Given task
Look through the material below, count the lines containing the word "JSON", and state only the count.

+--

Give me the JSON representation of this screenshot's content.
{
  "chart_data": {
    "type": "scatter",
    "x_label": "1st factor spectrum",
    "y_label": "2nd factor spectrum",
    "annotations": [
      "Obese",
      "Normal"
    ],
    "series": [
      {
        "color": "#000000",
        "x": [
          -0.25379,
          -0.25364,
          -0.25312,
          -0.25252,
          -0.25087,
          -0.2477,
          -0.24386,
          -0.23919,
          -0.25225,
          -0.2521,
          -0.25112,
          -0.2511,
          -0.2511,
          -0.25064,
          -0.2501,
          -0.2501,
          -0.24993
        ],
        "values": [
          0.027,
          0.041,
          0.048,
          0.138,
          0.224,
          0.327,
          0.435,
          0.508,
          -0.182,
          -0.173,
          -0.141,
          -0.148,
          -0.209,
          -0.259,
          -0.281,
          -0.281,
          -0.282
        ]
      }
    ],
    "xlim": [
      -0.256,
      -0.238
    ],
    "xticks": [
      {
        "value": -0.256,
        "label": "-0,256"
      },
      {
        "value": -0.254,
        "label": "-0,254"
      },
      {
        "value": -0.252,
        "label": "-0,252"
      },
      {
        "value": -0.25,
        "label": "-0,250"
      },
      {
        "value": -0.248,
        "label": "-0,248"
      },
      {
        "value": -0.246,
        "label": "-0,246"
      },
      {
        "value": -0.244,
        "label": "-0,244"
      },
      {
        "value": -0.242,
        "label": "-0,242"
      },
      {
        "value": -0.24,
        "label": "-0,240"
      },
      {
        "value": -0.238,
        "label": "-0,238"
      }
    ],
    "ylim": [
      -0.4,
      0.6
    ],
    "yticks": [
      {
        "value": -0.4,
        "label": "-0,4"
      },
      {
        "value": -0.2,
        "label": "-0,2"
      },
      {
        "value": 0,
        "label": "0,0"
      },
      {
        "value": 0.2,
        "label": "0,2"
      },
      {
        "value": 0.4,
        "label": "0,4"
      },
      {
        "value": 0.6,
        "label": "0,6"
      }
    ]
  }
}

+--

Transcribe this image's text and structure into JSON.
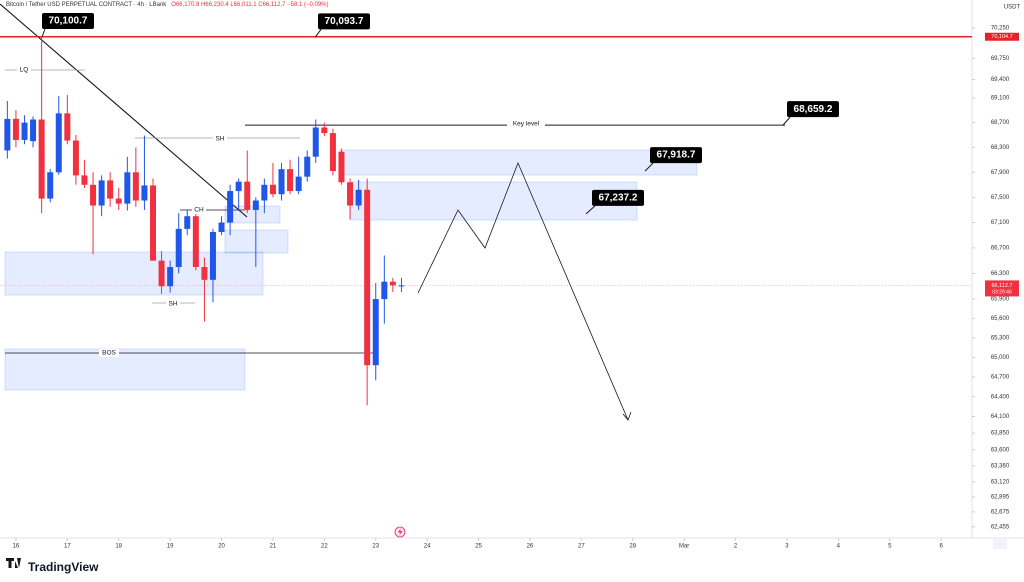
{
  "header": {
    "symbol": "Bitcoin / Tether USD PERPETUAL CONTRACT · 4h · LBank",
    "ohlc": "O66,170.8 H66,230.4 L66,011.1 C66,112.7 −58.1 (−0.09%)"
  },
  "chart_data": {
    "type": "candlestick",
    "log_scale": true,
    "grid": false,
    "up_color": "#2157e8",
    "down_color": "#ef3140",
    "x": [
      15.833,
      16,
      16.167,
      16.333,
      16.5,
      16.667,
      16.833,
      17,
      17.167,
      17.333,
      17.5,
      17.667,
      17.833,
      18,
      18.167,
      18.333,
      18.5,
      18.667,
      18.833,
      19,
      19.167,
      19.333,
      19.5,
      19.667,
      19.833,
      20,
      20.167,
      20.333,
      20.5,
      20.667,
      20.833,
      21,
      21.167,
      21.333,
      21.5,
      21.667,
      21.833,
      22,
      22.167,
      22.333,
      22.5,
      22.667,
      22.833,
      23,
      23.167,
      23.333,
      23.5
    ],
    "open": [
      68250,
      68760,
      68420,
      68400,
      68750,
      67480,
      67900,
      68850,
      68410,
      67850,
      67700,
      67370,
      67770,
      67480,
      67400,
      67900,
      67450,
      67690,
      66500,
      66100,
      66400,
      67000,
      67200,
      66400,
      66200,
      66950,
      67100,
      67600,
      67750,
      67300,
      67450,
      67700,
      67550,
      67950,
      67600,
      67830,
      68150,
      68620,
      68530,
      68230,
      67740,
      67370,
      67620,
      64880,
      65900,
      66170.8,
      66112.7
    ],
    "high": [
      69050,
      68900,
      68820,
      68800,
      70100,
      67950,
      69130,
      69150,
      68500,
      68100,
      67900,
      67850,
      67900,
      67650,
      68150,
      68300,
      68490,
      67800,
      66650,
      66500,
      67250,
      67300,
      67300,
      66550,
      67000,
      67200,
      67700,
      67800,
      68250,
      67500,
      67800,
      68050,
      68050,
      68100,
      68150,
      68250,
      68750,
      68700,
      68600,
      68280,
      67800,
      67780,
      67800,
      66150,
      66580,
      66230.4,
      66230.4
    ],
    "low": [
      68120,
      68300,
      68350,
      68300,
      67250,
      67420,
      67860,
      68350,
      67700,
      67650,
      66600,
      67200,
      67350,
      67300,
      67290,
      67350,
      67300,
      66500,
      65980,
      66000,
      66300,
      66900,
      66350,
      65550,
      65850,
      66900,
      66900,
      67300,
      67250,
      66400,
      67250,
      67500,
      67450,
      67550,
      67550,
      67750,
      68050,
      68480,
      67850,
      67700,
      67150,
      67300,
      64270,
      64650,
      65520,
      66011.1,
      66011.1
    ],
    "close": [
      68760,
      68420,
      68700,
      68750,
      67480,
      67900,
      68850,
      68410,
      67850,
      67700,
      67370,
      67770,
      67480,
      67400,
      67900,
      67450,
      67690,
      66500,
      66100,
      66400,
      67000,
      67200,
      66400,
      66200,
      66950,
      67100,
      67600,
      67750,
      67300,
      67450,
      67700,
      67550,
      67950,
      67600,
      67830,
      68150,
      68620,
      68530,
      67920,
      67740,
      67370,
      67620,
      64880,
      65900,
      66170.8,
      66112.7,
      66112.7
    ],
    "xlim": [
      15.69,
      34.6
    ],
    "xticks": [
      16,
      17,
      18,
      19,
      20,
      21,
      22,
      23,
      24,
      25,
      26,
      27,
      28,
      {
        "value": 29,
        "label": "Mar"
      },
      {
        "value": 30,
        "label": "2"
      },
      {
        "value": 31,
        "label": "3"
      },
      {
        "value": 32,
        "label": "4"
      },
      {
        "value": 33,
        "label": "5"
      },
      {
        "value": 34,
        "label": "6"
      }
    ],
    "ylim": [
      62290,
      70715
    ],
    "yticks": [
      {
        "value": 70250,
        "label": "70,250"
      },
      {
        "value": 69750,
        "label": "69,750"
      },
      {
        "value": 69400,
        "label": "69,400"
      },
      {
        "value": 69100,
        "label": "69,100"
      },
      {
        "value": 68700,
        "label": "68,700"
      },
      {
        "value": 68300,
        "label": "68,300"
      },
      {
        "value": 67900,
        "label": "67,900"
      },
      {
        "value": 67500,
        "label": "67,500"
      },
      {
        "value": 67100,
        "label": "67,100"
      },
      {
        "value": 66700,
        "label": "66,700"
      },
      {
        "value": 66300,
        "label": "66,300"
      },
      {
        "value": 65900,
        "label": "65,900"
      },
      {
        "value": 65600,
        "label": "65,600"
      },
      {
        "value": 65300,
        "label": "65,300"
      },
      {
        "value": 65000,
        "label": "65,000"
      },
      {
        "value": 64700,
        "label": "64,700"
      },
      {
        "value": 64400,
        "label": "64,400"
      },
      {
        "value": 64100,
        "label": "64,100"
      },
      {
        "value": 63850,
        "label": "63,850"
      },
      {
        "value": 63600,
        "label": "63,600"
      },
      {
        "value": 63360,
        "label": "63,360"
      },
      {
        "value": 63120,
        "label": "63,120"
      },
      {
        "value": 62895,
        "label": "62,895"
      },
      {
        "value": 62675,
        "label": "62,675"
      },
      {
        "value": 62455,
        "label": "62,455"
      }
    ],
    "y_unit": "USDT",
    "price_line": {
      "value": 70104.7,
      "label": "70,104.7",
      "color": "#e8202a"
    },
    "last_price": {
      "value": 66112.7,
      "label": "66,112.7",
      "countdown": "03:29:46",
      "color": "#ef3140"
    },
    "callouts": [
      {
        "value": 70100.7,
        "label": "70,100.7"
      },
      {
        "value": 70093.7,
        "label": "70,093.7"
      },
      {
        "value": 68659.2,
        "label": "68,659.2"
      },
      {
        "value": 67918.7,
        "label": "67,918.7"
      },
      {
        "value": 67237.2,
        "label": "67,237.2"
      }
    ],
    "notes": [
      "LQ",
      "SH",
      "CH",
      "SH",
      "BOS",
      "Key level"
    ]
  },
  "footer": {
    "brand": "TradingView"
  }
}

+--

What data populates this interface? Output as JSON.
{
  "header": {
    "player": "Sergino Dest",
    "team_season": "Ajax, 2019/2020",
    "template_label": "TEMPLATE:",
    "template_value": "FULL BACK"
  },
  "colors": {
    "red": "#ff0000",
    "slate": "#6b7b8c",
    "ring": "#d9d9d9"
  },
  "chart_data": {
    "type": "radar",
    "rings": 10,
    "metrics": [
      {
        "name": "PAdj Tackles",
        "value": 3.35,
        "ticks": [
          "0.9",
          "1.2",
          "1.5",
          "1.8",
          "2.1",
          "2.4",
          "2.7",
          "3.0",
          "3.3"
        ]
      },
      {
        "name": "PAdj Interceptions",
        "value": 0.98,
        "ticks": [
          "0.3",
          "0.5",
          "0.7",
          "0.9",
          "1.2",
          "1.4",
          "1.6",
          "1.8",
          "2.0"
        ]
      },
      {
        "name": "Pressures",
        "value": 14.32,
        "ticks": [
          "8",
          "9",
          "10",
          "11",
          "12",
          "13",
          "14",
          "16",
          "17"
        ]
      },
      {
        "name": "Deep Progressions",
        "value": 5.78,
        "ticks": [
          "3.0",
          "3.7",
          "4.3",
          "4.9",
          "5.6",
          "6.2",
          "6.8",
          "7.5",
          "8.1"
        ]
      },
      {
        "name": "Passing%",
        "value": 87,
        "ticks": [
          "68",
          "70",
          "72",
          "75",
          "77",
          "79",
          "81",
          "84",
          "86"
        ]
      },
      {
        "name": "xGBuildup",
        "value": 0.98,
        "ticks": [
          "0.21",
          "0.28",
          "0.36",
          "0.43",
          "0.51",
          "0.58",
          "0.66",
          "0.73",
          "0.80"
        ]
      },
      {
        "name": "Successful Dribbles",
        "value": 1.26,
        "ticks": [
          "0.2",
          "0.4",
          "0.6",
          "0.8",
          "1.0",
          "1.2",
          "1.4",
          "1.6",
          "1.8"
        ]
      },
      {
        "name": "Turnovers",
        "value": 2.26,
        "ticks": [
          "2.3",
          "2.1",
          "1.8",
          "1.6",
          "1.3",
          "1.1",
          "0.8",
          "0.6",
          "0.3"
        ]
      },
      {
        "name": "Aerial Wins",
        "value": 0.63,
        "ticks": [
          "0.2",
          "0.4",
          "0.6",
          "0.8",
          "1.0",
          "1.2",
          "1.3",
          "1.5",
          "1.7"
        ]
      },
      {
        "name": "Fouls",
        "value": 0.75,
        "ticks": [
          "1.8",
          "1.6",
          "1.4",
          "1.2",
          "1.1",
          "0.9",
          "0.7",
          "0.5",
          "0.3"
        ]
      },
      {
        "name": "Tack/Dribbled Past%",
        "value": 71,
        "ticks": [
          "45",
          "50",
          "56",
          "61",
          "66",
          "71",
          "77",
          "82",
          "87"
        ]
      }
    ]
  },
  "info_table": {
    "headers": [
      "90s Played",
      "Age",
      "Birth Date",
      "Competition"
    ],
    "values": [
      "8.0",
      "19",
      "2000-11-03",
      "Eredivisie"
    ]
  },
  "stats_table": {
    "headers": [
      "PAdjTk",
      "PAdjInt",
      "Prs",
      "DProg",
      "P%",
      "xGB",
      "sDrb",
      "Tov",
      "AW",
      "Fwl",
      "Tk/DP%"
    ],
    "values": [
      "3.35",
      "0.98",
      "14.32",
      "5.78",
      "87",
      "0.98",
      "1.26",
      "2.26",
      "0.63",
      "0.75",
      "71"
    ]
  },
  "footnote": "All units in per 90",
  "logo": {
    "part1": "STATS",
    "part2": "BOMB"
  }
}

+--

Exercise output
3